# Dataset rows
━━━━━━━━━━━━━━━━
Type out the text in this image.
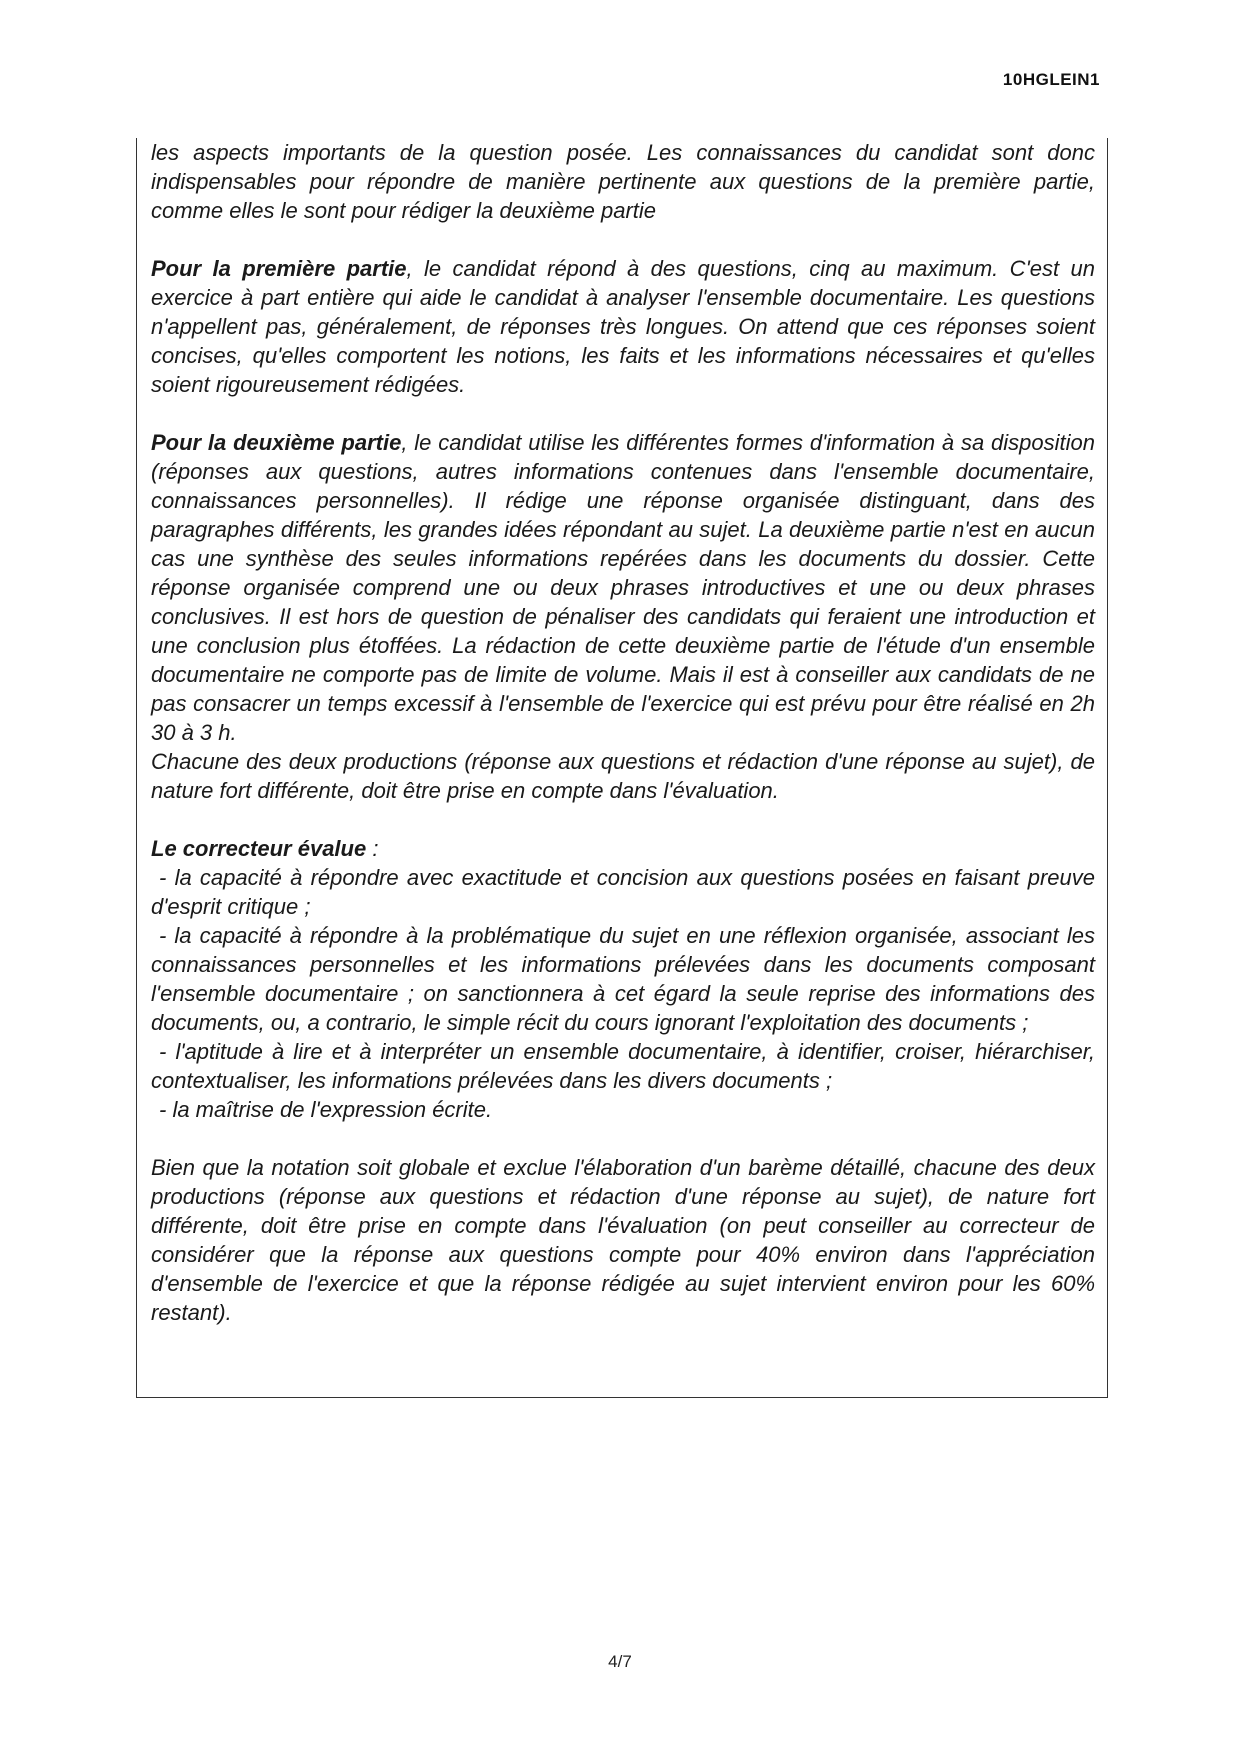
10HGLEIN1

les aspects importants de la question posée. Les connaissances du candidat sont donc indispensables pour répondre de manière pertinente aux questions de la première partie, comme elles le sont pour rédiger la deuxième partie

Pour la première partie, le candidat répond à des questions, cinq au maximum. C'est un exercice à part entière qui aide le candidat à analyser l'ensemble documentaire. Les questions n'appellent pas, généralement, de réponses très longues. On attend que ces réponses soient concises, qu'elles comportent les notions, les faits et les informations nécessaires et qu'elles soient rigoureusement rédigées.

Pour la deuxième partie, le candidat utilise les différentes formes d'information à sa disposition (réponses aux questions, autres informations contenues dans l'ensemble documentaire, connaissances personnelles). Il rédige une réponse organisée distinguant, dans des paragraphes différents, les grandes idées répondant au sujet. La deuxième partie n'est en aucun cas une synthèse des seules informations repérées dans les documents du dossier. Cette réponse organisée comprend une ou deux phrases introductives et une ou deux phrases conclusives. Il est hors de question de pénaliser des candidats qui feraient une introduction et une conclusion plus étoffées. La rédaction de cette deuxième partie de l'étude d'un ensemble documentaire ne comporte pas de limite de volume. Mais il est à conseiller aux candidats de ne pas consacrer un temps excessif à l'ensemble de l'exercice qui est prévu pour être réalisé en 2h 30 à 3 h.

Chacune des deux productions (réponse aux questions et rédaction d'une réponse au sujet), de nature fort différente, doit être prise en compte dans l'évaluation.

Le correcteur évalue :

- la capacité à répondre avec exactitude et concision aux questions posées en faisant preuve d'esprit critique ;

- la capacité à répondre à la problématique du sujet en une réflexion organisée, associant les connaissances personnelles et les informations prélevées dans les documents composant l'ensemble documentaire ; on sanctionnera à cet égard la seule reprise des informations des documents, ou, a contrario, le simple récit du cours ignorant l'exploitation des documents ;

- l'aptitude à lire et à interpréter un ensemble documentaire, à identifier, croiser, hiérarchiser, contextualiser, les informations prélevées dans les divers documents ;

- la maîtrise de l'expression écrite.

Bien que la notation soit globale et exclue l'élaboration d'un barème détaillé, chacune des deux productions (réponse aux questions et rédaction d'une réponse au sujet), de nature fort différente, doit être prise en compte dans l'évaluation (on peut conseiller au correcteur de considérer que la réponse aux questions compte pour 40% environ dans l'appréciation d'ensemble de l'exercice et que la réponse rédigée au sujet intervient environ pour les 60% restant).

4/7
━━━━━━━━━━━━━━━━
# AIM
Copy all lines in the listing above where the string "évaluation" appears.

# ANSWER
Chacune des deux productions (réponse aux questions et rédaction d'une réponse au sujet), de nature fort différente, doit être prise en compte dans l'évaluation.
Bien que la notation soit globale et exclue l'élaboration d'un barème détaillé, chacune des deux productions (réponse aux questions et rédaction d'une réponse au sujet), de nature fort différente, doit être prise en compte dans l'évaluation (on peut conseiller au correcteur de considérer que la réponse aux questions compte pour 40% environ dans l'appréciation d'ensemble de l'exercice et que la réponse rédigée au sujet intervient environ pour les 60% restant).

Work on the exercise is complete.